### SELECTION
+ + + +

Photo by Femi Henry-Chia and Rebekah Grace de Guzman

A while back, I saw a TikTok where an interviewer on the streets of Manila asked Filipinos, most of whom were college students, "Are Filipinos-Americans real Filipinos?" And, to my shock, most of them said something like, "No, not really." They elaborate on how Filipino-Americans can reap the benefits of the American Dream, with all of its principles and privileges. To them, this makes Filipino-Americans more American to the point that there is no Filipino left in them.

Entrance to Camp John Hay (image by Zaldy Comanda of Manila Bulletin)

Of course, this is an issue with American glorification. When I went to the Philippines last December, we stayed at Camp John Hay in Baguio City. As a former American military base during the Philippine-American War, I wondered why the name stayed as John Hay despite how traumatic the war was– to which my aunt responded, “We’re suck-ups.” It's, unfortunately, the consequence of centuries of colonization ending with the United States on an absolute ego high after WWII being the ones responsible for you. (But hey, we got Jollibee out of it!)

Though the undoing of American and Western glorification in Asia is very important and needs to be addressed in those spaces, it is the root of my insecurity about the Filipino half of my Filipino-American identity. My authenticity as a Filipino has never been fully validated by the community of homegrown Filipinos around me. Case in point: when I’m asked if I can speak Tagalog, I say “Konti lang, po,” which means “Only a little bit,” and I get a disappointed sigh and a “But you need to learn!”

This lack of Tagalog speaking skills results in conversations with my extended family that are lost in translation. Part of it, according to them, is because I “talk like an American,” and that means they don’t understand my nuances and slang. I’m told to slow down, and slowing down becomes hounding on my personality (“You’re too loud!”), my dreams (“Are you sure you want to be a screenwriter?”), and my morals.

I can’t help but feel hurt when they say, without even a second to think about it, “You need to remember where you came from.” Though I live in one of the most multicultural cities in the States, I’m still constantly reminded of it. We fall under the model minority myth, and in my youth, I succumbed to it. Even still, we are known notoriously as domestic helpers, cleaning staff, and nail ladies. A sense of inferiority led my dad and many other Filipinos to fall numb to Pinoy baiting.

And that brings another moral: “Your family comes first.” My dad likes to recount how when he came to the States, “I only had the clothes on my back and one hundred dollars in my pocket.” My mom sacrificed her education toward becoming an engineer and instead came here. Why? “So you can have a better life.” It’s a phrase that all of my fellow first-generation immigrants know by heart, but we know they mean it. For that, I’m always grateful for my parents. For that, I’ve set myself out to make sure it was worth it for them.

Despite all of this, I know why they would think I’d put myself first no matter what. It is my dreams, my personality, and how I talk– to them, I am American. To them, Americans can pursue their passions; they don’t care about what anyone else thinks. They know I value those things, but why has it become my whole identity to my people?

+ + + +

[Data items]
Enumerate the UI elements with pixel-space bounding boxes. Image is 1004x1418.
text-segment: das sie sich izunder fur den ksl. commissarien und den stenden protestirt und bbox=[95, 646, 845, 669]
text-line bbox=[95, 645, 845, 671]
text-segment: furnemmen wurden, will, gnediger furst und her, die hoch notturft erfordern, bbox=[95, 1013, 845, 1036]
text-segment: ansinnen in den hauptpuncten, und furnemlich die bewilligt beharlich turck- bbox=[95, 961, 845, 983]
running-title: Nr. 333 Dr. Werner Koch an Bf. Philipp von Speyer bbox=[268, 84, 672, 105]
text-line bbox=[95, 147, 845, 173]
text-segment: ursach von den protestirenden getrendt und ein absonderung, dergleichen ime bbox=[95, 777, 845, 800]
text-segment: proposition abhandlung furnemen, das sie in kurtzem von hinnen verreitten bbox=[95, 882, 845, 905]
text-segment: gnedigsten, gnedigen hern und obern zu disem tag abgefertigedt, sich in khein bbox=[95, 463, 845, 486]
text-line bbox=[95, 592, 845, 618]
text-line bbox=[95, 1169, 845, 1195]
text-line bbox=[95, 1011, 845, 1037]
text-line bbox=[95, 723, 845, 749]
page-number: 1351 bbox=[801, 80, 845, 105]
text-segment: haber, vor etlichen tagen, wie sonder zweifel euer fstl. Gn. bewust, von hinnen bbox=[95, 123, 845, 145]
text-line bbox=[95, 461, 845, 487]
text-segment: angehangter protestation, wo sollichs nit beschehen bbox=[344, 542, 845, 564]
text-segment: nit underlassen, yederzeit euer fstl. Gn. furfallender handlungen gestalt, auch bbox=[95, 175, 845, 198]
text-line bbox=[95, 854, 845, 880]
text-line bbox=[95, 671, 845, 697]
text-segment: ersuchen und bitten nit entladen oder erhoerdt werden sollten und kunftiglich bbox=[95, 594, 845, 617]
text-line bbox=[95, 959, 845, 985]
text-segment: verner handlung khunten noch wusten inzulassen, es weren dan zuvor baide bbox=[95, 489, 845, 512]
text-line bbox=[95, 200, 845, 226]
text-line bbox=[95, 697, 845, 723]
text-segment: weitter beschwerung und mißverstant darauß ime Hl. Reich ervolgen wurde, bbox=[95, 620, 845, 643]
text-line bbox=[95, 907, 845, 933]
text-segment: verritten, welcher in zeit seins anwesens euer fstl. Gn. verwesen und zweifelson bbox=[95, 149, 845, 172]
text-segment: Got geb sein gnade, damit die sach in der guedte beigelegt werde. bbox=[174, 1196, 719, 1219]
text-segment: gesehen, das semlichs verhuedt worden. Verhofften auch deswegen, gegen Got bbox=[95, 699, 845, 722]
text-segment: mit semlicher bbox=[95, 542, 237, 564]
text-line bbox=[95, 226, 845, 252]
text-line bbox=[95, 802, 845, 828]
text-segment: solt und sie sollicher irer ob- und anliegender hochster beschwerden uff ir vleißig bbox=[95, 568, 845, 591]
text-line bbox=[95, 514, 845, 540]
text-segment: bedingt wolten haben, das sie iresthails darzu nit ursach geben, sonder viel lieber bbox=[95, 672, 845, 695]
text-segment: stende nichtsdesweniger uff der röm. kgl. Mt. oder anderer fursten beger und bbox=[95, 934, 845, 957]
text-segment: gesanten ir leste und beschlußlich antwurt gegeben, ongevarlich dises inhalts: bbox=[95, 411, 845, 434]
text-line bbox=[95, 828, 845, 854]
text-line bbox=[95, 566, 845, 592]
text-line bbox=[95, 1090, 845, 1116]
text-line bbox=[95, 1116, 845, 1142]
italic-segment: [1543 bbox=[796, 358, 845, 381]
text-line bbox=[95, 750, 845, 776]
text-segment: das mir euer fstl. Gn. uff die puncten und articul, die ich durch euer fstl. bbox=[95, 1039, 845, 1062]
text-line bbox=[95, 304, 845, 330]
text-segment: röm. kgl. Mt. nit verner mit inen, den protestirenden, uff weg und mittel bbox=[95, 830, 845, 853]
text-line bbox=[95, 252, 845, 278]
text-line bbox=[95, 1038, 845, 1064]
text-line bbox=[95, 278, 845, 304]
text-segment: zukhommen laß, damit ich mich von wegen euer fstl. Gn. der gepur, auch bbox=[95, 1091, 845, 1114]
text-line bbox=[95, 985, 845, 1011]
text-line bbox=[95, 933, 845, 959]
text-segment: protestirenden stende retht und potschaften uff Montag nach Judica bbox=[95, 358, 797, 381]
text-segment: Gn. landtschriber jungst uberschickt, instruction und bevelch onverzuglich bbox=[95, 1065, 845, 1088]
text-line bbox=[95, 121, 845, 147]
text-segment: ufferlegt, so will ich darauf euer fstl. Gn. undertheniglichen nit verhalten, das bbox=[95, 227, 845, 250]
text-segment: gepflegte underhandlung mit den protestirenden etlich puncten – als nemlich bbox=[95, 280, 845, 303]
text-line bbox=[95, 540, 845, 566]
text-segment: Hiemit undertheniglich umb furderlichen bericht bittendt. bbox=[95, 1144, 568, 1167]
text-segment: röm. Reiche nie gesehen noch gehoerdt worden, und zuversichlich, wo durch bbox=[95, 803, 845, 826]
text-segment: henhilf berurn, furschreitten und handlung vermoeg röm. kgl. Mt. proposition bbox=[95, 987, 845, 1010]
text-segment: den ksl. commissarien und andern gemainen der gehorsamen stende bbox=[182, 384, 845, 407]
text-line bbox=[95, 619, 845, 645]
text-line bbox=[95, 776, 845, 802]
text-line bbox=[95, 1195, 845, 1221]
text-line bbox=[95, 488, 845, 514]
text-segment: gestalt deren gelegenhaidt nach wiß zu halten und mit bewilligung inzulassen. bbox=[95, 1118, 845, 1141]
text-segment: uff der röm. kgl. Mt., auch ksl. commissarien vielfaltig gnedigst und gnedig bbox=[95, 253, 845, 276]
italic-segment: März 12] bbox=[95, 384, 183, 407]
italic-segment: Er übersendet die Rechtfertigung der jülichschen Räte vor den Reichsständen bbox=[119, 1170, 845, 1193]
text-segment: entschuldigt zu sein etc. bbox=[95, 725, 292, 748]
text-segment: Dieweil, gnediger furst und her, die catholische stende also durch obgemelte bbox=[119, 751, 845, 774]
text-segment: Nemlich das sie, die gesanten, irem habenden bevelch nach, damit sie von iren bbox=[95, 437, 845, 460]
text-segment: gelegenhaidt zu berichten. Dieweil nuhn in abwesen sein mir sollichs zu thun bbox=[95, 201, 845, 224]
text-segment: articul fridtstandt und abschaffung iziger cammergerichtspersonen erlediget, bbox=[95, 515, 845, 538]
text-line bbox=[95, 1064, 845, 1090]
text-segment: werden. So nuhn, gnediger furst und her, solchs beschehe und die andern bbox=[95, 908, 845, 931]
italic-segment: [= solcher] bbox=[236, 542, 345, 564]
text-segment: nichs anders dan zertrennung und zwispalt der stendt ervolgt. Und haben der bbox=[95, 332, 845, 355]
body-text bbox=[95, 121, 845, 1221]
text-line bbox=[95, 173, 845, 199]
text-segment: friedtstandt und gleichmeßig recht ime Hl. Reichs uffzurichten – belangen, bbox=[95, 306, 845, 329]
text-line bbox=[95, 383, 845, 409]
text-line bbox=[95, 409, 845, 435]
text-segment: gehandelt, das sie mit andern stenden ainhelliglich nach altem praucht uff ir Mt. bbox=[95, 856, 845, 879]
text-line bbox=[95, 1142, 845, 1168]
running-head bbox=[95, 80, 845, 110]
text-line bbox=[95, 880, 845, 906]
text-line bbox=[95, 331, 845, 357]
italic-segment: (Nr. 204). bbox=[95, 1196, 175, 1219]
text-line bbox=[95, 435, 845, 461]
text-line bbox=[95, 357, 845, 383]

+ + + +

### EXERCISES
[1] Translate this sentence from the essay on Filipino-American identity into Spanish: "This lack of Tagalog speaking skills results in conversations with my extended family that are lost in translation."
[2] According to the essay on Filipino-American identity, what did the writer's mother sacrifice in order to come to the States?

### SOLUTIONS TO THE TASKS
[1] Esta falta de habilidad para hablar tagalo da lugar a conversaciones con mi familia extendida que se pierden en la traducción.

[2] She sacrificed her education toward becoming an engineer.